[REQUIRED TASK]: Transcribe the records exactly. Pictures do not belong in the transcription.

[DATA RECORDS]:
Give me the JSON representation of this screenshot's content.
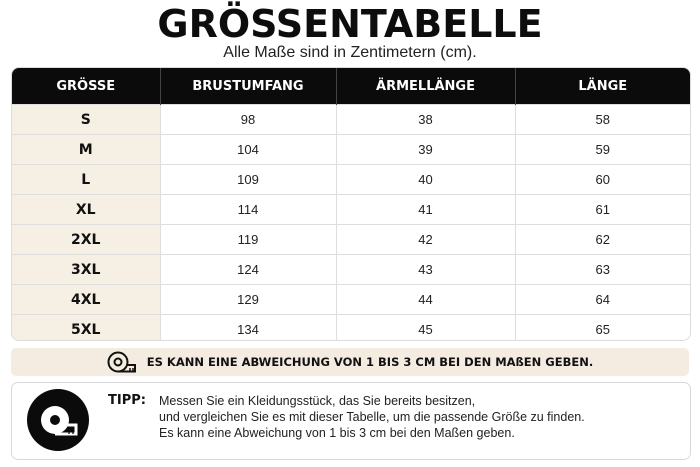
{
  "title": "GRÖSSENTABELLE",
  "subtitle": "Alle Maße sind in Zentimetern (cm).",
  "table": {
    "headers": [
      "GRÖSSE",
      "BRUSTUMFANG",
      "ÄRMELLÄNGE",
      "LÄNGE"
    ],
    "rows": [
      [
        "S",
        "98",
        "38",
        "58"
      ],
      [
        "M",
        "104",
        "39",
        "59"
      ],
      [
        "L",
        "109",
        "40",
        "60"
      ],
      [
        "XL",
        "114",
        "41",
        "61"
      ],
      [
        "2XL",
        "119",
        "42",
        "62"
      ],
      [
        "3XL",
        "124",
        "43",
        "63"
      ],
      [
        "4XL",
        "129",
        "44",
        "64"
      ],
      [
        "5XL",
        "134",
        "45",
        "65"
      ]
    ]
  },
  "banner": {
    "icon": "measuring-tape-icon",
    "text": "ES KANN EINE ABWEICHUNG VON 1 BIS 3 CM BEI DEN MAßEN GEBEN."
  },
  "tip": {
    "icon": "measuring-tape-icon",
    "label": "TIPP:",
    "lines": [
      "Messen Sie ein Kleidungsstück, das Sie bereits besitzen,",
      "und vergleichen Sie es mit dieser Tabelle, um die passende Größe zu finden.",
      "Es kann eine Abweichung von 1 bis 3 cm bei den Maßen geben."
    ]
  },
  "colors": {
    "header_bg": "#0b0b0b",
    "size_column_bg": "#f6efe4",
    "banner_bg": "#f4ece0"
  }
}
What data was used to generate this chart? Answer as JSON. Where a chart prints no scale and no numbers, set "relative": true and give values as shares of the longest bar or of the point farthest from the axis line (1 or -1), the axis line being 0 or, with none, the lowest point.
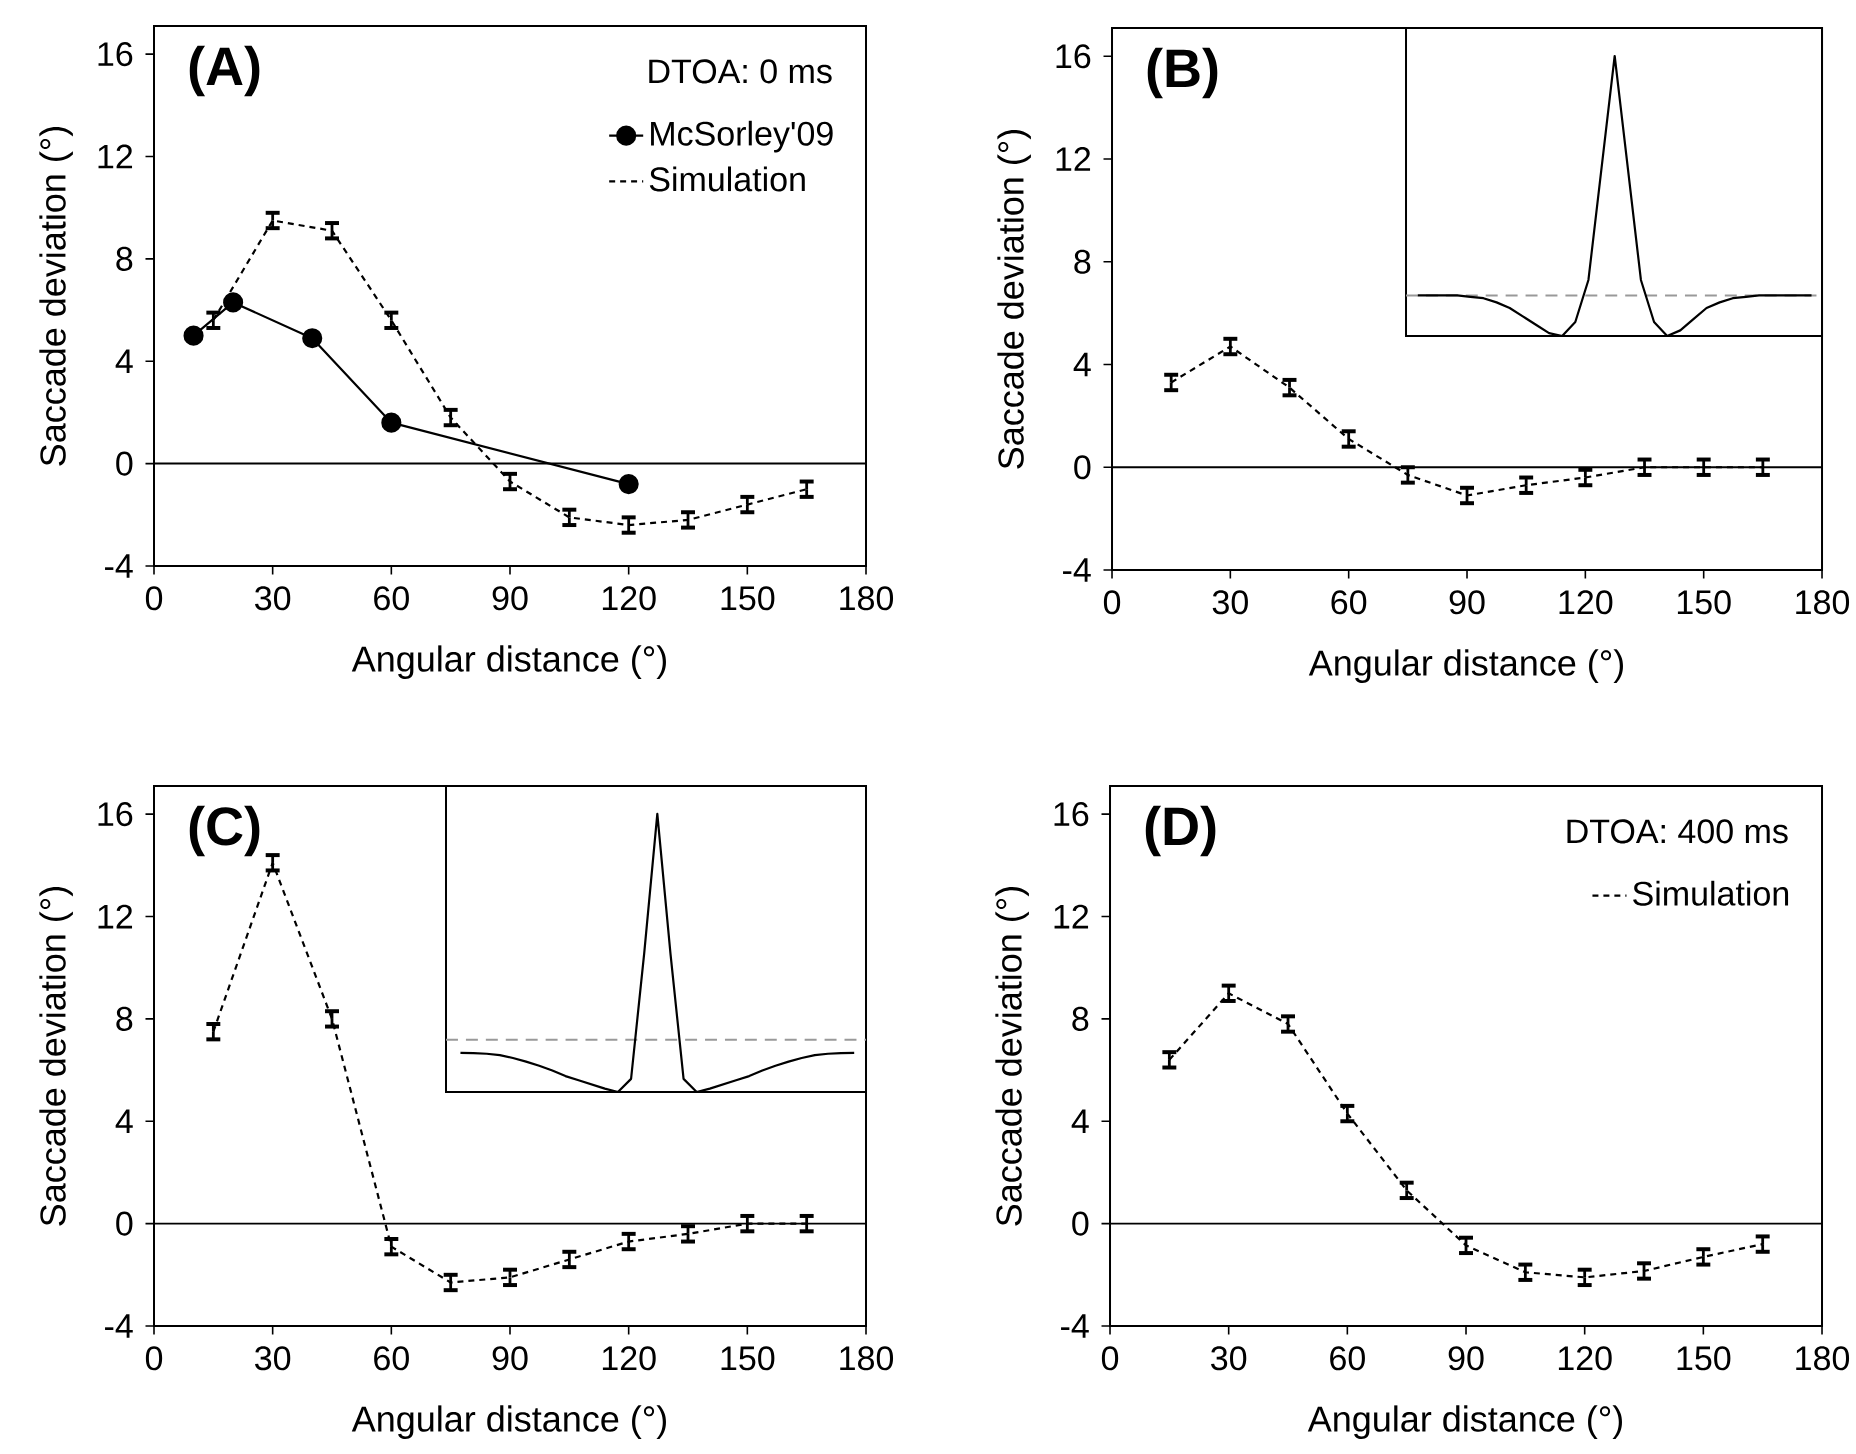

[CORRECT RESPONSE]:
Give me the JSON representation of this screenshot's content.
{
  "title": "GRÖSSENTABELLE",
  "subtitle": "Alle Maße sind in Zentimetern (cm).",
  "table": {
    "headers": [
      "GRÖSSE",
      "BRUSTUMFANG",
      "ÄRMELLÄNGE",
      "LÄNGE"
    ],
    "rows": [
      [
        "S",
        "98",
        "38",
        "58"
      ],
      [
        "M",
        "104",
        "39",
        "59"
      ],
      [
        "L",
        "109",
        "40",
        "60"
      ],
      [
        "XL",
        "114",
        "41",
        "61"
      ],
      [
        "2XL",
        "119",
        "42",
        "62"
      ],
      [
        "3XL",
        "124",
        "43",
        "63"
      ],
      [
        "4XL",
        "129",
        "44",
        "64"
      ],
      [
        "5XL",
        "134",
        "45",
        "65"
      ]
    ]
  },
  "banner": {
    "icon": "measuring-tape-icon",
    "text": "ES KANN EINE ABWEICHUNG VON 1 BIS 3 CM BEI DEN MAßEN GEBEN."
  },
  "tip": {
    "icon": "measuring-tape-icon",
    "label": "TIPP:",
    "lines": [
      "Messen Sie ein Kleidungsstück, das Sie bereits besitzen,",
      "und vergleichen Sie es mit dieser Tabelle, um die passende Größe zu finden.",
      "Es kann eine Abweichung von 1 bis 3 cm bei den Maßen geben."
    ]
  },
  "colors": {
    "header_bg": "#0b0b0b",
    "size_column_bg": "#f6efe4",
    "banner_bg": "#f4ece0"
  }
}
What data was used to generate this chart? Answer as JSON. Where a chart prints no scale and no numbers, set "relative": true and give values as shares of the longest bar or of the point farthest from the axis line (1 or -1), the axis line being 0 or, with none, the lowest point.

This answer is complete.